__WORK TO COMPLETE__
Pull out every line of the listing below where "нужд" appears.

(Source data)
┄┄┄┄┄┄┄┄┄┄

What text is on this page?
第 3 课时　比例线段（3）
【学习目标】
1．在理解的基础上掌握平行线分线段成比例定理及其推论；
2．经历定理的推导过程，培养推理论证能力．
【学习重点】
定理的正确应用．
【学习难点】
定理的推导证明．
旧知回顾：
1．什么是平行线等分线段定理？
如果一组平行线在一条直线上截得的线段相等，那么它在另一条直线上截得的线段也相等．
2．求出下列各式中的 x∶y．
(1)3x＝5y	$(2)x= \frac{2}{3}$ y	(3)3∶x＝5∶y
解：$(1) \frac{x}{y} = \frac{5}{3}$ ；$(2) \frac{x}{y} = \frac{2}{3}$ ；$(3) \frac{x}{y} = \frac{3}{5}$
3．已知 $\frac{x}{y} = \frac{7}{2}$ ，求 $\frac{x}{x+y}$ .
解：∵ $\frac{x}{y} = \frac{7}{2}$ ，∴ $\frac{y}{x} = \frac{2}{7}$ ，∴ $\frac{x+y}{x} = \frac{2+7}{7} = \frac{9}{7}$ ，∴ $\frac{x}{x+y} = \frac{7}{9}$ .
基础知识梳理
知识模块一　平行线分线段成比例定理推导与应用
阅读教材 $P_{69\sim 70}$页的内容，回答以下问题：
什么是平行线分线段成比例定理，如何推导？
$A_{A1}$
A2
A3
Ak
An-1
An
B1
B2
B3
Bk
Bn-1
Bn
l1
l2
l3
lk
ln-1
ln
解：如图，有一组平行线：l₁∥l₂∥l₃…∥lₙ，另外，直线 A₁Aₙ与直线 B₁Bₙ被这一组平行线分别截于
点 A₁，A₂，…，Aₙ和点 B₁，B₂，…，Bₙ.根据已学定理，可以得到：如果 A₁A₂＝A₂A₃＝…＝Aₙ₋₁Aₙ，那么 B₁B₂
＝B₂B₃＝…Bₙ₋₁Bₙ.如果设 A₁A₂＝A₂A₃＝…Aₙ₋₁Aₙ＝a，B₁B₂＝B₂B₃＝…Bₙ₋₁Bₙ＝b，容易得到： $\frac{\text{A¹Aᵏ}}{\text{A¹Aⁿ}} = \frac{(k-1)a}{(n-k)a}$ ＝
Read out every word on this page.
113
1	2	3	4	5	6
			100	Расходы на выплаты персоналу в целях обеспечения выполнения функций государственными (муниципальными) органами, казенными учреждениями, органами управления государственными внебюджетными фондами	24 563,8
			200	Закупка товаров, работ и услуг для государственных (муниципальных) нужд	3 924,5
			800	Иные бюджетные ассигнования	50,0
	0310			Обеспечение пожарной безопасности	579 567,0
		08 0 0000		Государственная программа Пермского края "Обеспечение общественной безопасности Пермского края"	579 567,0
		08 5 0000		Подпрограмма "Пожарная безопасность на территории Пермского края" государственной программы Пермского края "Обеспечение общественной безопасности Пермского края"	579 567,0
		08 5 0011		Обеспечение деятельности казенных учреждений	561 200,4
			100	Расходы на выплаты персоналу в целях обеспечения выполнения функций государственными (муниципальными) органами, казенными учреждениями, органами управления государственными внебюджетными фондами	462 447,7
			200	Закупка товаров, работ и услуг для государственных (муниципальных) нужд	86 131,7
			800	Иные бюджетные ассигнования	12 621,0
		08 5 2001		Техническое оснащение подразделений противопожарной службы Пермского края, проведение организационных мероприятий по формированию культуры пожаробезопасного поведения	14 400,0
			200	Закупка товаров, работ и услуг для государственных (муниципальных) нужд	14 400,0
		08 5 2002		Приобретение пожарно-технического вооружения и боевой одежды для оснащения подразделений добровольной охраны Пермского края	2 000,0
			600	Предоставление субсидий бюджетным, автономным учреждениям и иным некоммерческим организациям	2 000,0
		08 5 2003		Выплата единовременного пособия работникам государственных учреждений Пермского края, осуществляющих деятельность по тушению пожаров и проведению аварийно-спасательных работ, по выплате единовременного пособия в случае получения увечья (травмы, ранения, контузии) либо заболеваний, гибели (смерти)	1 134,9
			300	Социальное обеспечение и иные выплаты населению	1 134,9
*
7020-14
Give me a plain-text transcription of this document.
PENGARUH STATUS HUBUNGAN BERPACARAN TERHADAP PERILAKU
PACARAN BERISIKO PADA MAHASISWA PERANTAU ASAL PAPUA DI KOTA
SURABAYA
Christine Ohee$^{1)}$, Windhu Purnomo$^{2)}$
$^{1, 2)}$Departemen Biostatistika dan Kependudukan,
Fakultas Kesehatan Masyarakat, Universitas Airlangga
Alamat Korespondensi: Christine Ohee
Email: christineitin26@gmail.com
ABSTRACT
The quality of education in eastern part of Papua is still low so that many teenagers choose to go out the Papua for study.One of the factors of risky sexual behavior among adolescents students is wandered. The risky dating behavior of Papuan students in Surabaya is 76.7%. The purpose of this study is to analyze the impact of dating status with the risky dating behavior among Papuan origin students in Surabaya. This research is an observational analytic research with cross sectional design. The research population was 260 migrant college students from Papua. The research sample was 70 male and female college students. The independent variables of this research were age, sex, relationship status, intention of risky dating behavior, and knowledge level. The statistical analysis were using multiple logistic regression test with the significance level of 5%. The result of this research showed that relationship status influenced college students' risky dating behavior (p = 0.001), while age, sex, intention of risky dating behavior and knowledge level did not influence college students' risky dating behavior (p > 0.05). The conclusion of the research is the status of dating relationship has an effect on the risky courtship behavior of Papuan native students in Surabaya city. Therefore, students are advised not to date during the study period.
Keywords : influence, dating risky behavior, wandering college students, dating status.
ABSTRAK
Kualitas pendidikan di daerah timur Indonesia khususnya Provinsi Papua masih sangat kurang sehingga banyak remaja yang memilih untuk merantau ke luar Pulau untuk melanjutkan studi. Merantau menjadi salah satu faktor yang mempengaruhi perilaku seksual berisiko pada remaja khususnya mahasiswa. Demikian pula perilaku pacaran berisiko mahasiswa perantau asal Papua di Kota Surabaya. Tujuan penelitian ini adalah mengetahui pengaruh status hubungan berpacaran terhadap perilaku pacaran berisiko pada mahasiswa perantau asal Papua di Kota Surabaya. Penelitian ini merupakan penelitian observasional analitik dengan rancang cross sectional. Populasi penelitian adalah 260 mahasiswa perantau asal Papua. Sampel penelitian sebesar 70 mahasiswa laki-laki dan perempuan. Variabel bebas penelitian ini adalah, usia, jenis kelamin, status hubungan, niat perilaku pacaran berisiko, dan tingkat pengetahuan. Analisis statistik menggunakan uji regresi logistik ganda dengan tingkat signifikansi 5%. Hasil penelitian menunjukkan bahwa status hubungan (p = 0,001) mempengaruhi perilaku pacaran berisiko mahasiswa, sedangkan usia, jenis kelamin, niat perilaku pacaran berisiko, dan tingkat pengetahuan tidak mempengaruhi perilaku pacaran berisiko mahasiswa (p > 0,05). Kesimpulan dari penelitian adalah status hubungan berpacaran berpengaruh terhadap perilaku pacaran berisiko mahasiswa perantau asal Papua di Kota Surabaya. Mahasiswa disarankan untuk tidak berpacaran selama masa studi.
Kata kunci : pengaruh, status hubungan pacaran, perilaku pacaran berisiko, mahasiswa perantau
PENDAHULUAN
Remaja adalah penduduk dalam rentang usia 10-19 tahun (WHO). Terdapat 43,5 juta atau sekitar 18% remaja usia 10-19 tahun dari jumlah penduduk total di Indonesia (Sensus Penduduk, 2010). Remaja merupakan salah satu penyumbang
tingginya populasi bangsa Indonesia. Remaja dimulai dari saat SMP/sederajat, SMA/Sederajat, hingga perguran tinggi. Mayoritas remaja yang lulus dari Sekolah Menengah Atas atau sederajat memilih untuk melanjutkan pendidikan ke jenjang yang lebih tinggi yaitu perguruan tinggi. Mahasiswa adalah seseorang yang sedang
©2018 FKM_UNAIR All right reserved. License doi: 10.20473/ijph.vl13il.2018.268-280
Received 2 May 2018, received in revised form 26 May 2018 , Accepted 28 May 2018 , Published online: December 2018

┄┄┄┄┄┄┄┄┄┄

__TASK RESULT__
			200	Закупка товаров, работ и услуг для государственных (муниципальных) нужд	3 924,5
			200	Закупка товаров, работ и услуг для государственных (муниципальных) нужд	86 131,7
			200	Закупка товаров, работ и услуг для государственных (муниципальных) нужд	14 400,0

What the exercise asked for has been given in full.